### [Aim]
Repeat the whole of the data, keeping every detail the same.

(Dataset records)
*****

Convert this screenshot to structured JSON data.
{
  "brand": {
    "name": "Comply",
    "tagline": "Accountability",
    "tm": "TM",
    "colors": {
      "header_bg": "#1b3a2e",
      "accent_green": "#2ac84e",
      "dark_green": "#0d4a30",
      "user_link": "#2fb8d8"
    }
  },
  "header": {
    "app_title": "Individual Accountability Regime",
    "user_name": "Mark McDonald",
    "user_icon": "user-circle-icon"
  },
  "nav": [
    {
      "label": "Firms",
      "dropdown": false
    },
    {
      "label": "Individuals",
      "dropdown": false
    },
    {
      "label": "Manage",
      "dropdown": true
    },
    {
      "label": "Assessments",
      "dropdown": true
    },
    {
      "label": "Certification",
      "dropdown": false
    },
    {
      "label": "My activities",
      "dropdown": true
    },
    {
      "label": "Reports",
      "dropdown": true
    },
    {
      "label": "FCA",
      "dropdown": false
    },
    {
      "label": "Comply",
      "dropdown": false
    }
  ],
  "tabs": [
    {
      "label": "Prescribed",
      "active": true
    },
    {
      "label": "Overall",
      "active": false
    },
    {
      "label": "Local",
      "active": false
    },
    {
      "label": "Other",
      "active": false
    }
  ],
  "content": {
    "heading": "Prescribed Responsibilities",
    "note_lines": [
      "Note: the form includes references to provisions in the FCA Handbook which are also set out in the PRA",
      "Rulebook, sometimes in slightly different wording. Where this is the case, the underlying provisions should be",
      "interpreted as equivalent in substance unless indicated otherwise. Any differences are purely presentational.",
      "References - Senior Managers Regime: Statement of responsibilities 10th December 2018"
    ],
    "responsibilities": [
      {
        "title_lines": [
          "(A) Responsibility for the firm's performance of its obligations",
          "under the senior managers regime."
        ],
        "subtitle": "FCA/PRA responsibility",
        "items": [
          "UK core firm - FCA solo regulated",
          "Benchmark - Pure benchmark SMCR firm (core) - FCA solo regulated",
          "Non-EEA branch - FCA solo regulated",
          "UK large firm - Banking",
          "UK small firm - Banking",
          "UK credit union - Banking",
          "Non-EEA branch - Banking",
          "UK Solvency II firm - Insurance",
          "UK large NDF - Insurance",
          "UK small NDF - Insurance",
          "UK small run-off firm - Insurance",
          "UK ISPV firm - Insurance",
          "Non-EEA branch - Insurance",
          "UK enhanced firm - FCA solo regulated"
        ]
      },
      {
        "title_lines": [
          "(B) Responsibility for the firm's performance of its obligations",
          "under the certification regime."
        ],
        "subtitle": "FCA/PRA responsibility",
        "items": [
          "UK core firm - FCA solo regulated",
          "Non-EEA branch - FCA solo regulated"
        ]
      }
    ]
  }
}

*****

### [Result for this exercise]
Convert this screenshot to structured JSON data.
{
  "brand": {
    "name": "Comply",
    "tagline": "Accountability",
    "tm": "TM",
    "colors": {
      "header_bg": "#1b3a2e",
      "accent_green": "#2ac84e",
      "dark_green": "#0d4a30",
      "user_link": "#2fb8d8"
    }
  },
  "header": {
    "app_title": "Individual Accountability Regime",
    "user_name": "Mark McDonald",
    "user_icon": "user-circle-icon"
  },
  "nav": [
    {
      "label": "Firms",
      "dropdown": false
    },
    {
      "label": "Individuals",
      "dropdown": false
    },
    {
      "label": "Manage",
      "dropdown": true
    },
    {
      "label": "Assessments",
      "dropdown": true
    },
    {
      "label": "Certification",
      "dropdown": false
    },
    {
      "label": "My activities",
      "dropdown": true
    },
    {
      "label": "Reports",
      "dropdown": true
    },
    {
      "label": "FCA",
      "dropdown": false
    },
    {
      "label": "Comply",
      "dropdown": false
    }
  ],
  "tabs": [
    {
      "label": "Prescribed",
      "active": true
    },
    {
      "label": "Overall",
      "active": false
    },
    {
      "label": "Local",
      "active": false
    },
    {
      "label": "Other",
      "active": false
    }
  ],
  "content": {
    "heading": "Prescribed Responsibilities",
    "note_lines": [
      "Note: the form includes references to provisions in the FCA Handbook which are also set out in the PRA",
      "Rulebook, sometimes in slightly different wording. Where this is the case, the underlying provisions should be",
      "interpreted as equivalent in substance unless indicated otherwise. Any differences are purely presentational.",
      "References - Senior Managers Regime: Statement of responsibilities 10th December 2018"
    ],
    "responsibilities": [
      {
        "title_lines": [
          "(A) Responsibility for the firm's performance of its obligations",
          "under the senior managers regime."
        ],
        "subtitle": "FCA/PRA responsibility",
        "items": [
          "UK core firm - FCA solo regulated",
          "Benchmark - Pure benchmark SMCR firm (core) - FCA solo regulated",
          "Non-EEA branch - FCA solo regulated",
          "UK large firm - Banking",
          "UK small firm - Banking",
          "UK credit union - Banking",
          "Non-EEA branch - Banking",
          "UK Solvency II firm - Insurance",
          "UK large NDF - Insurance",
          "UK small NDF - Insurance",
          "UK small run-off firm - Insurance",
          "UK ISPV firm - Insurance",
          "Non-EEA branch - Insurance",
          "UK enhanced firm - FCA solo regulated"
        ]
      },
      {
        "title_lines": [
          "(B) Responsibility for the firm's performance of its obligations",
          "under the certification regime."
        ],
        "subtitle": "FCA/PRA responsibility",
        "items": [
          "UK core firm - FCA solo regulated",
          "Non-EEA branch - FCA solo regulated"
        ]
      }
    ]
  }
}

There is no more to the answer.